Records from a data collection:
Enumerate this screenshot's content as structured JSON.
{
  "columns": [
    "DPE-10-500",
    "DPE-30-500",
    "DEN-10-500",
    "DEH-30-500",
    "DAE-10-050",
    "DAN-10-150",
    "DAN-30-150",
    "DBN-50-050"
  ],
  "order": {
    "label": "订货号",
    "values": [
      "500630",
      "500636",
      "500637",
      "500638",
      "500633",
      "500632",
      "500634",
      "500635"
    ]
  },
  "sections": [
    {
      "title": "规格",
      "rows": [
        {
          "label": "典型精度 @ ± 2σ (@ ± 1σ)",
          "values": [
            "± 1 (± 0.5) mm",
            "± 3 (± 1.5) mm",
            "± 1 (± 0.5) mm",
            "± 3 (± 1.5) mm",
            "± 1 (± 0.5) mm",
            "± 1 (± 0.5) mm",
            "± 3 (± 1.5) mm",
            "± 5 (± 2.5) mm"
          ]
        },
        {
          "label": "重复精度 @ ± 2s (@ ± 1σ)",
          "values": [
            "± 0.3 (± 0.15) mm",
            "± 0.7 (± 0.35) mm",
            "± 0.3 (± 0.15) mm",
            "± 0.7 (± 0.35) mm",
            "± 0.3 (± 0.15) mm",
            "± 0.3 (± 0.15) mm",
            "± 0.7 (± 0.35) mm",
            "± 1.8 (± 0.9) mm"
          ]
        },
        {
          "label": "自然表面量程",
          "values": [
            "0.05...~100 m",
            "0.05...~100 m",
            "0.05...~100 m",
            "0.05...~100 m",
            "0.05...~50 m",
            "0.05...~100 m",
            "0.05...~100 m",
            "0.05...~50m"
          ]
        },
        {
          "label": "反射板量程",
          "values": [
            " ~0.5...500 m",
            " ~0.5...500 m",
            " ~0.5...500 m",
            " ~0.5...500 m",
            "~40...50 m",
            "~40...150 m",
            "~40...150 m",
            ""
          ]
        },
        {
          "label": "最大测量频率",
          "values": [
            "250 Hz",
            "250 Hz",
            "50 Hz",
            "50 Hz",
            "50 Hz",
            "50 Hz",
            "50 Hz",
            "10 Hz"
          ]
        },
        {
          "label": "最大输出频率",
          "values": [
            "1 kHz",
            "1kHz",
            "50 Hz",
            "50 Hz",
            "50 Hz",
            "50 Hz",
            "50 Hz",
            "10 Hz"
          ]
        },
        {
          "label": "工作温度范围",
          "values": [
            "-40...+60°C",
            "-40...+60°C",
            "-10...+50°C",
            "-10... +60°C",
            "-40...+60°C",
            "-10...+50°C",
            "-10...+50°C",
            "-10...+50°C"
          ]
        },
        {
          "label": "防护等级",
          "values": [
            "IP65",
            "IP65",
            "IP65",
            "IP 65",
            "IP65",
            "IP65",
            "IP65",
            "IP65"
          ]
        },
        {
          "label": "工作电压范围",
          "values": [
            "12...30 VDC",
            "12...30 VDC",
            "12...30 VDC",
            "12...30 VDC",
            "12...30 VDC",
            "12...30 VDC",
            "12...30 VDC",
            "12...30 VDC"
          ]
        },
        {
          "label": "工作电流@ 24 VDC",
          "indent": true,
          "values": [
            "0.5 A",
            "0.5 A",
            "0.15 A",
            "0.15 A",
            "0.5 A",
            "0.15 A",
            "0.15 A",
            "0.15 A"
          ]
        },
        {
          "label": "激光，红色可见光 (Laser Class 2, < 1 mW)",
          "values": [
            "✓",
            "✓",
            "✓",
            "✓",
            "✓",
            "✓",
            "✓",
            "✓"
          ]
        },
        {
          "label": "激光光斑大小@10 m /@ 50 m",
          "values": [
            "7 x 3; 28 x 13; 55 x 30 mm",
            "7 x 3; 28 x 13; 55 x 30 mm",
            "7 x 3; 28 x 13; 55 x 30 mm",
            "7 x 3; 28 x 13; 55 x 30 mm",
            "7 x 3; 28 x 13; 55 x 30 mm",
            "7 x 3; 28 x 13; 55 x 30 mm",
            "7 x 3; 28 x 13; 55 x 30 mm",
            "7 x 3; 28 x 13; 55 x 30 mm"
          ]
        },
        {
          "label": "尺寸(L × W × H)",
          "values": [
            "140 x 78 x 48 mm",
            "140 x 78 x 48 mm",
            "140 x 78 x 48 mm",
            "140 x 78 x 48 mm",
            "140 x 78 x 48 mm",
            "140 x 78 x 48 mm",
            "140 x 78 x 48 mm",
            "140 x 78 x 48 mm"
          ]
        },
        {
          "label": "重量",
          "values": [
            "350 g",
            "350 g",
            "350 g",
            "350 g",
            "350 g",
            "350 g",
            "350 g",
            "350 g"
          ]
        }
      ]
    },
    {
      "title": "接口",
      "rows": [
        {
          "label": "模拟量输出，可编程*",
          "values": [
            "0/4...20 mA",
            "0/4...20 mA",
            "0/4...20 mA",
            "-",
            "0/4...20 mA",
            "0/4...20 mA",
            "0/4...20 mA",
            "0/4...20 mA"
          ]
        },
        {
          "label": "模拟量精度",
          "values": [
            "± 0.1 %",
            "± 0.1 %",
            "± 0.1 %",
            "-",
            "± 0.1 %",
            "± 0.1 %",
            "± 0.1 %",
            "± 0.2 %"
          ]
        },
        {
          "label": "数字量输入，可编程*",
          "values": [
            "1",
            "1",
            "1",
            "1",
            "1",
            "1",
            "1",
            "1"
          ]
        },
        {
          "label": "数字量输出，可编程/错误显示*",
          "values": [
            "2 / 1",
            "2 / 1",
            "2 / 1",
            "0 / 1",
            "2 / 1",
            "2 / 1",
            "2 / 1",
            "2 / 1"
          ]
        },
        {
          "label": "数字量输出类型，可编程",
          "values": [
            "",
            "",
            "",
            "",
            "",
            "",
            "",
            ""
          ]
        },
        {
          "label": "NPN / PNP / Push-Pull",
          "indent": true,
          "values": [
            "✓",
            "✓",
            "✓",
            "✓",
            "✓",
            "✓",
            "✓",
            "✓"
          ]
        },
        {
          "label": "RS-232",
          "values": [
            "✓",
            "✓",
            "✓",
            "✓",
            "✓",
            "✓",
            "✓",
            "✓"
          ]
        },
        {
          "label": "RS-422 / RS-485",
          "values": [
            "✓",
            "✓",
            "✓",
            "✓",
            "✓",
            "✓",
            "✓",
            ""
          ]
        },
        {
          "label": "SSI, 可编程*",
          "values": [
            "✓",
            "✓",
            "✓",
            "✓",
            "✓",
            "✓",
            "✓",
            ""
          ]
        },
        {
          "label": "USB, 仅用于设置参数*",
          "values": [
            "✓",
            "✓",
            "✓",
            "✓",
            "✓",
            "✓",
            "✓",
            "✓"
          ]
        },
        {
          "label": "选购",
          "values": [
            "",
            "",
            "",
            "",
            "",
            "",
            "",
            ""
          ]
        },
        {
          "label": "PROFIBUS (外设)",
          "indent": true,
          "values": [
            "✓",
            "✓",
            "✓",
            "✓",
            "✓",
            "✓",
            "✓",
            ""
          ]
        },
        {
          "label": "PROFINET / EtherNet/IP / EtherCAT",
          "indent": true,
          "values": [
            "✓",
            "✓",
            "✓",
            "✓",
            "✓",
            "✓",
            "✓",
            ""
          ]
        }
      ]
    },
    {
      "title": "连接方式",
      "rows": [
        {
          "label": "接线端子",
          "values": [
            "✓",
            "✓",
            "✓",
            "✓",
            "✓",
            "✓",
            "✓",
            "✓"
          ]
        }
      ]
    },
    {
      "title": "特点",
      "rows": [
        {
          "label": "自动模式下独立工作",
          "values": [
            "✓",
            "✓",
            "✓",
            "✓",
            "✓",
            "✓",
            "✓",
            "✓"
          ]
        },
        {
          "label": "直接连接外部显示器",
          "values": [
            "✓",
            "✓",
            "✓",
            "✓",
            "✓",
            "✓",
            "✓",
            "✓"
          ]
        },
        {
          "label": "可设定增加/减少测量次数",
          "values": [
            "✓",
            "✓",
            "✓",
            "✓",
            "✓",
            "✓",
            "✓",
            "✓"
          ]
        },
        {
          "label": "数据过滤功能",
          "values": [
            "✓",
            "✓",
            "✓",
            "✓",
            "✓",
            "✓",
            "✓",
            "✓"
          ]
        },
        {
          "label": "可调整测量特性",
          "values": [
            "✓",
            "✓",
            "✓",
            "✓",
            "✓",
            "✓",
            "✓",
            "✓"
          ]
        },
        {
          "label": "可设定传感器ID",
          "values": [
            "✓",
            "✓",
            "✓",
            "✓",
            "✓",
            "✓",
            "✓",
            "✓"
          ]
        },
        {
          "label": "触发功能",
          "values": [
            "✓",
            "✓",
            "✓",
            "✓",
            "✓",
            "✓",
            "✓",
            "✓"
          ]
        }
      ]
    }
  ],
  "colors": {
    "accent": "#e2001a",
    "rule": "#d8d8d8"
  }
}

---

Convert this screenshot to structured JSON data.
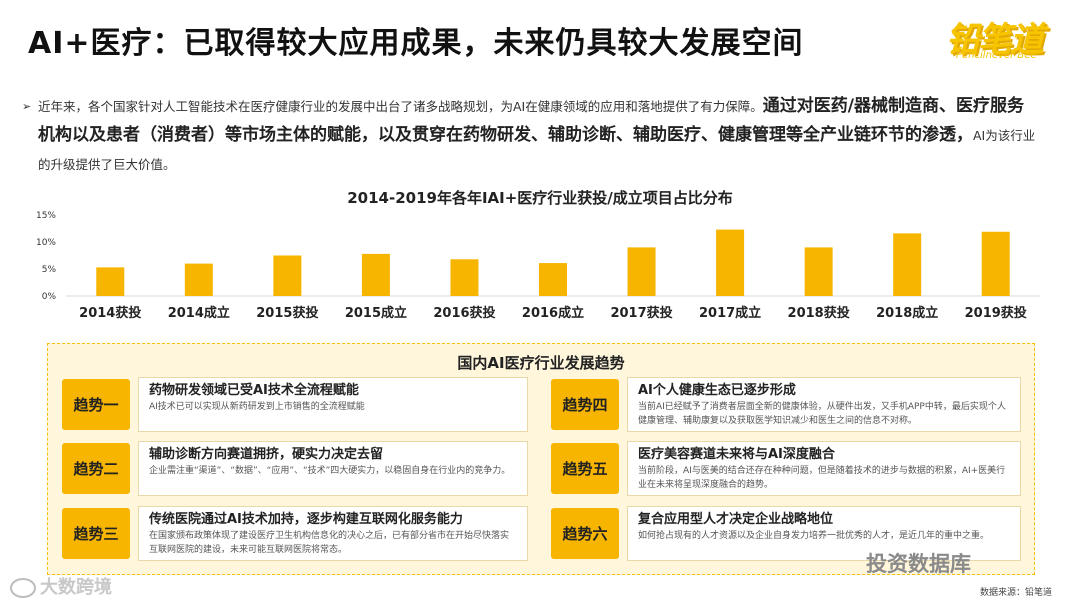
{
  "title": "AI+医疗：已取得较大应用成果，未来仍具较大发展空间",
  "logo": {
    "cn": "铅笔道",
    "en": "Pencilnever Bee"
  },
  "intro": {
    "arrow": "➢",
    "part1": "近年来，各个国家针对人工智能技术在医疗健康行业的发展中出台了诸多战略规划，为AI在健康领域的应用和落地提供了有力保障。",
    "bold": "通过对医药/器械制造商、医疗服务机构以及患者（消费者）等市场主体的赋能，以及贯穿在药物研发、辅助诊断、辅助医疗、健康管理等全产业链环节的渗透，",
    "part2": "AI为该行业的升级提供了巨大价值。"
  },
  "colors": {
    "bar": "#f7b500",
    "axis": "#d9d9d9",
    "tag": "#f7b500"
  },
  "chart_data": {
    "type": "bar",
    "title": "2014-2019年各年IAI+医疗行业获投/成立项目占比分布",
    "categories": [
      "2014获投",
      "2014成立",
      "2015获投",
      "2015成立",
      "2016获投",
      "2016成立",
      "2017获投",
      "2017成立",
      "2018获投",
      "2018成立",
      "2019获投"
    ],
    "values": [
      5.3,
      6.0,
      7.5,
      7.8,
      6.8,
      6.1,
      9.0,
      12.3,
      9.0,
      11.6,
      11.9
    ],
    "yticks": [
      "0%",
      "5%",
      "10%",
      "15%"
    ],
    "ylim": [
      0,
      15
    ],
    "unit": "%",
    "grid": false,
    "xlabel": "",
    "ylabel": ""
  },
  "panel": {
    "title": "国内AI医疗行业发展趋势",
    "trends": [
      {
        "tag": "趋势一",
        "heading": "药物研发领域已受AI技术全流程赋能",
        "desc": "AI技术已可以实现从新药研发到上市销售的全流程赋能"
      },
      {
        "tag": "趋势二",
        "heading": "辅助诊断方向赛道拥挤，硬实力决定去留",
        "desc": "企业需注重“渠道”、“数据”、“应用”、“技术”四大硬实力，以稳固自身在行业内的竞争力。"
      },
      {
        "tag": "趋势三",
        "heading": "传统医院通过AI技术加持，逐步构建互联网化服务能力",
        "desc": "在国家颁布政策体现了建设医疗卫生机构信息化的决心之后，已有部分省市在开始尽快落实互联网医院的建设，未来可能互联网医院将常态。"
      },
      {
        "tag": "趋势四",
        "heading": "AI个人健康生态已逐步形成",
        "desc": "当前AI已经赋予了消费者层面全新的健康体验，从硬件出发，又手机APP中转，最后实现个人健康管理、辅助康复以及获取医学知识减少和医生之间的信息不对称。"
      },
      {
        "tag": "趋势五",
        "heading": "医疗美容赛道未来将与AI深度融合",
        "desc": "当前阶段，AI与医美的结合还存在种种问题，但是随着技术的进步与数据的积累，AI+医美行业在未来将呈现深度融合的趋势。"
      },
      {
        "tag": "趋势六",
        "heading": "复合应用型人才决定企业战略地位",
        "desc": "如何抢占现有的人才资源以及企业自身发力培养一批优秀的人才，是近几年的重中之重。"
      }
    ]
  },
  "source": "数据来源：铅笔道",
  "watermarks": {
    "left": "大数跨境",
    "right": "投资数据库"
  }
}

---

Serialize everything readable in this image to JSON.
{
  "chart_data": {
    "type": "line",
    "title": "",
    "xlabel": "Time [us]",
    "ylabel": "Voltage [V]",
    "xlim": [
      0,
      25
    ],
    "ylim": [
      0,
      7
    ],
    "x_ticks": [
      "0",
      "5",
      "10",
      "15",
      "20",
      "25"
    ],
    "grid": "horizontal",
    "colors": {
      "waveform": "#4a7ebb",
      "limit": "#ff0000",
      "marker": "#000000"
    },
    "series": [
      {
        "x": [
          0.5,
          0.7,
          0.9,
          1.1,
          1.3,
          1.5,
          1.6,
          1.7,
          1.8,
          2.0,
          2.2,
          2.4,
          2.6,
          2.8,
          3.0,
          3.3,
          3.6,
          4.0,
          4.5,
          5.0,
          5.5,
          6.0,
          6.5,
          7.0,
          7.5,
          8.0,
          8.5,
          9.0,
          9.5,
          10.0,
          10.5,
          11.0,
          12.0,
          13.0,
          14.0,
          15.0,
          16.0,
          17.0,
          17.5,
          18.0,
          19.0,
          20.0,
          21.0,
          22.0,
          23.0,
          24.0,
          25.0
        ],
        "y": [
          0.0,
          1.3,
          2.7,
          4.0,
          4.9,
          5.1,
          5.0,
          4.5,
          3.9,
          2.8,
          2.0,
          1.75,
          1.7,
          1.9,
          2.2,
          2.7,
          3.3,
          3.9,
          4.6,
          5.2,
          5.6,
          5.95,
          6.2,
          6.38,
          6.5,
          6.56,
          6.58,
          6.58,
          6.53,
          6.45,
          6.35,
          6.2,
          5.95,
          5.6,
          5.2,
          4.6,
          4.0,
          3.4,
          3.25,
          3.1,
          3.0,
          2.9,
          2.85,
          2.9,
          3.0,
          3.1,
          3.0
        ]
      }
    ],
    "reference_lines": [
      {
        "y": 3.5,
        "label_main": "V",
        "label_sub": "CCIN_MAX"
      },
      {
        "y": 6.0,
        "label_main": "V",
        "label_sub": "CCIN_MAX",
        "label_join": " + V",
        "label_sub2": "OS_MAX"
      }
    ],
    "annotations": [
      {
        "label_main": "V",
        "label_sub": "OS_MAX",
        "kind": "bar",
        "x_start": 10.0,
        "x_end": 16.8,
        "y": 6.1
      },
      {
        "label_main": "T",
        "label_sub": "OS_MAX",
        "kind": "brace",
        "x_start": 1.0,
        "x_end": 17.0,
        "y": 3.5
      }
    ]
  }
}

## Task objective
Using the records above, copy each line that contains "JSON".

## Output
Enumerate this screenshot's content as structured JSON.
Convert this screenshot to structured JSON data.
Serialize everything readable in this image to JSON.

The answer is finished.